* Start EXERCISE MATERIALS *
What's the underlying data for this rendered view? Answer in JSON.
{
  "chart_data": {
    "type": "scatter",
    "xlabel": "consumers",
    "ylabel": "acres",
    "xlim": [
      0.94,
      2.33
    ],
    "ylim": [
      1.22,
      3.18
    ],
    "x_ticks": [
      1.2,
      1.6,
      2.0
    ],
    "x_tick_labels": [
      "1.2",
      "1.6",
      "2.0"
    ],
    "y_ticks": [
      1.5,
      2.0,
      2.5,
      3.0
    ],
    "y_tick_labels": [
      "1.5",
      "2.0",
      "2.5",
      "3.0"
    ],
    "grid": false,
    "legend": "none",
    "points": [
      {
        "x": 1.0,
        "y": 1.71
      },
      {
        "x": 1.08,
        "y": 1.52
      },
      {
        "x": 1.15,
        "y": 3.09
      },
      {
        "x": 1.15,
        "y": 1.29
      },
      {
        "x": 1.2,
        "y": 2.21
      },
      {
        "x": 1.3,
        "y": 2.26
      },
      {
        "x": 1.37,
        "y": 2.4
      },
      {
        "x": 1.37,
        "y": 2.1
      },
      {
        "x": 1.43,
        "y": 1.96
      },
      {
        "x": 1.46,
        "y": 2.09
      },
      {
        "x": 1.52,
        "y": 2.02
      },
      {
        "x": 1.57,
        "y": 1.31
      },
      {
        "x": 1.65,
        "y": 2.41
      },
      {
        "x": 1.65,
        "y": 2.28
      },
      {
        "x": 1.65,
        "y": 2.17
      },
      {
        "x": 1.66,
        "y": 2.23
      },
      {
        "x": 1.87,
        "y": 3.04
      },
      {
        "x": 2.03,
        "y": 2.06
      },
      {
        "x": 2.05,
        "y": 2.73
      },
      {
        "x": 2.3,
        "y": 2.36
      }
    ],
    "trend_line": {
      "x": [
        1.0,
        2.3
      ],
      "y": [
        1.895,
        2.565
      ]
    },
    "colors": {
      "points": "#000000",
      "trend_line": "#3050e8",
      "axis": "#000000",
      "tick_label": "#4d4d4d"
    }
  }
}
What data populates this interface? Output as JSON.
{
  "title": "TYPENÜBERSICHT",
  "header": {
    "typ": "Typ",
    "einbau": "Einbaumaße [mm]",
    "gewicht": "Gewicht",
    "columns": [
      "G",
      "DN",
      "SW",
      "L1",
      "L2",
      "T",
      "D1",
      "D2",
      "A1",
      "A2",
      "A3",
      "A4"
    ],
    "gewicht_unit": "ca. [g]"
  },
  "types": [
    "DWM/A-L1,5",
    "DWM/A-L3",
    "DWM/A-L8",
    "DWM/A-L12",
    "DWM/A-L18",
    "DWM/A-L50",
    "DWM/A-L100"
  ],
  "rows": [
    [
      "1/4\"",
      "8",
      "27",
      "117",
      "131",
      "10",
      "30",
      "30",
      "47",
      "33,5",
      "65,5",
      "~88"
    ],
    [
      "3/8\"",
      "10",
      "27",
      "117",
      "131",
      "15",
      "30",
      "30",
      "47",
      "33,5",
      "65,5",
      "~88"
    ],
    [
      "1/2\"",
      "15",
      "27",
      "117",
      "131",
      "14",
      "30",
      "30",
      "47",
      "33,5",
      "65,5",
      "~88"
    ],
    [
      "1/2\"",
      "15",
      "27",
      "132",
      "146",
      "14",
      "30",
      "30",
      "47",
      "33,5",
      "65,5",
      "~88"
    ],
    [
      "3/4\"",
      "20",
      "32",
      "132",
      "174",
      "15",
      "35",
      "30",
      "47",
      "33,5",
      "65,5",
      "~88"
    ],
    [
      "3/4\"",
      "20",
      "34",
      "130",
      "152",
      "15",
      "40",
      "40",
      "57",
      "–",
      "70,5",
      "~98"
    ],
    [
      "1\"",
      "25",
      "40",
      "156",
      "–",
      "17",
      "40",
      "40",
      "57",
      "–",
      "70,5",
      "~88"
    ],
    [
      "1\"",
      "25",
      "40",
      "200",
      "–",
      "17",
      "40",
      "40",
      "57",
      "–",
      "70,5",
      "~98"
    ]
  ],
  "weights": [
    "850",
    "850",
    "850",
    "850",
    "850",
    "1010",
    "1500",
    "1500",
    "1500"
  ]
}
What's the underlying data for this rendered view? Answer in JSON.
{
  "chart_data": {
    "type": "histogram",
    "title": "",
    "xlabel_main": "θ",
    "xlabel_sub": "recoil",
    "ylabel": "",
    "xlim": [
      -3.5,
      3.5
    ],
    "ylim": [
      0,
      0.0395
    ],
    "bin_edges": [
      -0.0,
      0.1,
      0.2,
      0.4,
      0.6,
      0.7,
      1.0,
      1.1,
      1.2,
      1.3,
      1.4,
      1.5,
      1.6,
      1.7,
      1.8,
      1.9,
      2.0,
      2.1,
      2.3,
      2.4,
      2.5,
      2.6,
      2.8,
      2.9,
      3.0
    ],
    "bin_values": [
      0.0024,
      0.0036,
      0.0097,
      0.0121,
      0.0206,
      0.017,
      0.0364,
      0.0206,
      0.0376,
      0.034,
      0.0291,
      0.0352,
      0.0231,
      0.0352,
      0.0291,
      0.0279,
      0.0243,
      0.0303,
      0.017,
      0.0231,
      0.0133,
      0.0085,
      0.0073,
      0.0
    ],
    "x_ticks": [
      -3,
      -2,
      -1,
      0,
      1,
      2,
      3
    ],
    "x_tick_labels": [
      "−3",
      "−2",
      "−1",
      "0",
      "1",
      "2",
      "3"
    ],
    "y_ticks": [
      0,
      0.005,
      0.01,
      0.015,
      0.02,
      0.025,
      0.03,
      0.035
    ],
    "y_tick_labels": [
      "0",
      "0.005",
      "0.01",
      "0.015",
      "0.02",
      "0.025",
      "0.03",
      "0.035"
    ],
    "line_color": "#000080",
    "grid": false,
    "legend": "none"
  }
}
* End EXERCISE MATERIALS *
» **GOAL OF THE EXERCISE**:
Take the lines above and retype all of them exactly.

» **SOLVED EXERCISE**:
What's the underlying data for this rendered view? Answer in JSON.
{
  "chart_data": {
    "type": "scatter",
    "xlabel": "consumers",
    "ylabel": "acres",
    "xlim": [
      0.94,
      2.33
    ],
    "ylim": [
      1.22,
      3.18
    ],
    "x_ticks": [
      1.2,
      1.6,
      2.0
    ],
    "x_tick_labels": [
      "1.2",
      "1.6",
      "2.0"
    ],
    "y_ticks": [
      1.5,
      2.0,
      2.5,
      3.0
    ],
    "y_tick_labels": [
      "1.5",
      "2.0",
      "2.5",
      "3.0"
    ],
    "grid": false,
    "legend": "none",
    "points": [
      {
        "x": 1.0,
        "y": 1.71
      },
      {
        "x": 1.08,
        "y": 1.52
      },
      {
        "x": 1.15,
        "y": 3.09
      },
      {
        "x": 1.15,
        "y": 1.29
      },
      {
        "x": 1.2,
        "y": 2.21
      },
      {
        "x": 1.3,
        "y": 2.26
      },
      {
        "x": 1.37,
        "y": 2.4
      },
      {
        "x": 1.37,
        "y": 2.1
      },
      {
        "x": 1.43,
        "y": 1.96
      },
      {
        "x": 1.46,
        "y": 2.09
      },
      {
        "x": 1.52,
        "y": 2.02
      },
      {
        "x": 1.57,
        "y": 1.31
      },
      {
        "x": 1.65,
        "y": 2.41
      },
      {
        "x": 1.65,
        "y": 2.28
      },
      {
        "x": 1.65,
        "y": 2.17
      },
      {
        "x": 1.66,
        "y": 2.23
      },
      {
        "x": 1.87,
        "y": 3.04
      },
      {
        "x": 2.03,
        "y": 2.06
      },
      {
        "x": 2.05,
        "y": 2.73
      },
      {
        "x": 2.3,
        "y": 2.36
      }
    ],
    "trend_line": {
      "x": [
        1.0,
        2.3
      ],
      "y": [
        1.895,
        2.565
      ]
    },
    "colors": {
      "points": "#000000",
      "trend_line": "#3050e8",
      "axis": "#000000",
      "tick_label": "#4d4d4d"
    }
  }
}
What data populates this interface? Output as JSON.
{
  "title": "TYPENÜBERSICHT",
  "header": {
    "typ": "Typ",
    "einbau": "Einbaumaße [mm]",
    "gewicht": "Gewicht",
    "columns": [
      "G",
      "DN",
      "SW",
      "L1",
      "L2",
      "T",
      "D1",
      "D2",
      "A1",
      "A2",
      "A3",
      "A4"
    ],
    "gewicht_unit": "ca. [g]"
  },
  "types": [
    "DWM/A-L1,5",
    "DWM/A-L3",
    "DWM/A-L8",
    "DWM/A-L12",
    "DWM/A-L18",
    "DWM/A-L50",
    "DWM/A-L100"
  ],
  "rows": [
    [
      "1/4\"",
      "8",
      "27",
      "117",
      "131",
      "10",
      "30",
      "30",
      "47",
      "33,5",
      "65,5",
      "~88"
    ],
    [
      "3/8\"",
      "10",
      "27",
      "117",
      "131",
      "15",
      "30",
      "30",
      "47",
      "33,5",
      "65,5",
      "~88"
    ],
    [
      "1/2\"",
      "15",
      "27",
      "117",
      "131",
      "14",
      "30",
      "30",
      "47",
      "33,5",
      "65,5",
      "~88"
    ],
    [
      "1/2\"",
      "15",
      "27",
      "132",
      "146",
      "14",
      "30",
      "30",
      "47",
      "33,5",
      "65,5",
      "~88"
    ],
    [
      "3/4\"",
      "20",
      "32",
      "132",
      "174",
      "15",
      "35",
      "30",
      "47",
      "33,5",
      "65,5",
      "~88"
    ],
    [
      "3/4\"",
      "20",
      "34",
      "130",
      "152",
      "15",
      "40",
      "40",
      "57",
      "–",
      "70,5",
      "~98"
    ],
    [
      "1\"",
      "25",
      "40",
      "156",
      "–",
      "17",
      "40",
      "40",
      "57",
      "–",
      "70,5",
      "~88"
    ],
    [
      "1\"",
      "25",
      "40",
      "200",
      "–",
      "17",
      "40",
      "40",
      "57",
      "–",
      "70,5",
      "~98"
    ]
  ],
  "weights": [
    "850",
    "850",
    "850",
    "850",
    "850",
    "1010",
    "1500",
    "1500",
    "1500"
  ]
}
What's the underlying data for this rendered view? Answer in JSON.
{
  "chart_data": {
    "type": "histogram",
    "title": "",
    "xlabel_main": "θ",
    "xlabel_sub": "recoil",
    "ylabel": "",
    "xlim": [
      -3.5,
      3.5
    ],
    "ylim": [
      0,
      0.0395
    ],
    "bin_edges": [
      -0.0,
      0.1,
      0.2,
      0.4,
      0.6,
      0.7,
      1.0,
      1.1,
      1.2,
      1.3,
      1.4,
      1.5,
      1.6,
      1.7,
      1.8,
      1.9,
      2.0,
      2.1,
      2.3,
      2.4,
      2.5,
      2.6,
      2.8,
      2.9,
      3.0
    ],
    "bin_values": [
      0.0024,
      0.0036,
      0.0097,
      0.0121,
      0.0206,
      0.017,
      0.0364,
      0.0206,
      0.0376,
      0.034,
      0.0291,
      0.0352,
      0.0231,
      0.0352,
      0.0291,
      0.0279,
      0.0243,
      0.0303,
      0.017,
      0.0231,
      0.0133,
      0.0085,
      0.0073,
      0.0
    ],
    "x_ticks": [
      -3,
      -2,
      -1,
      0,
      1,
      2,
      3
    ],
    "x_tick_labels": [
      "−3",
      "−2",
      "−1",
      "0",
      "1",
      "2",
      "3"
    ],
    "y_ticks": [
      0,
      0.005,
      0.01,
      0.015,
      0.02,
      0.025,
      0.03,
      0.035
    ],
    "y_tick_labels": [
      "0",
      "0.005",
      "0.01",
      "0.015",
      "0.02",
      "0.025",
      "0.03",
      "0.035"
    ],
    "line_color": "#000080",
    "grid": false,
    "legend": "none"
  }
}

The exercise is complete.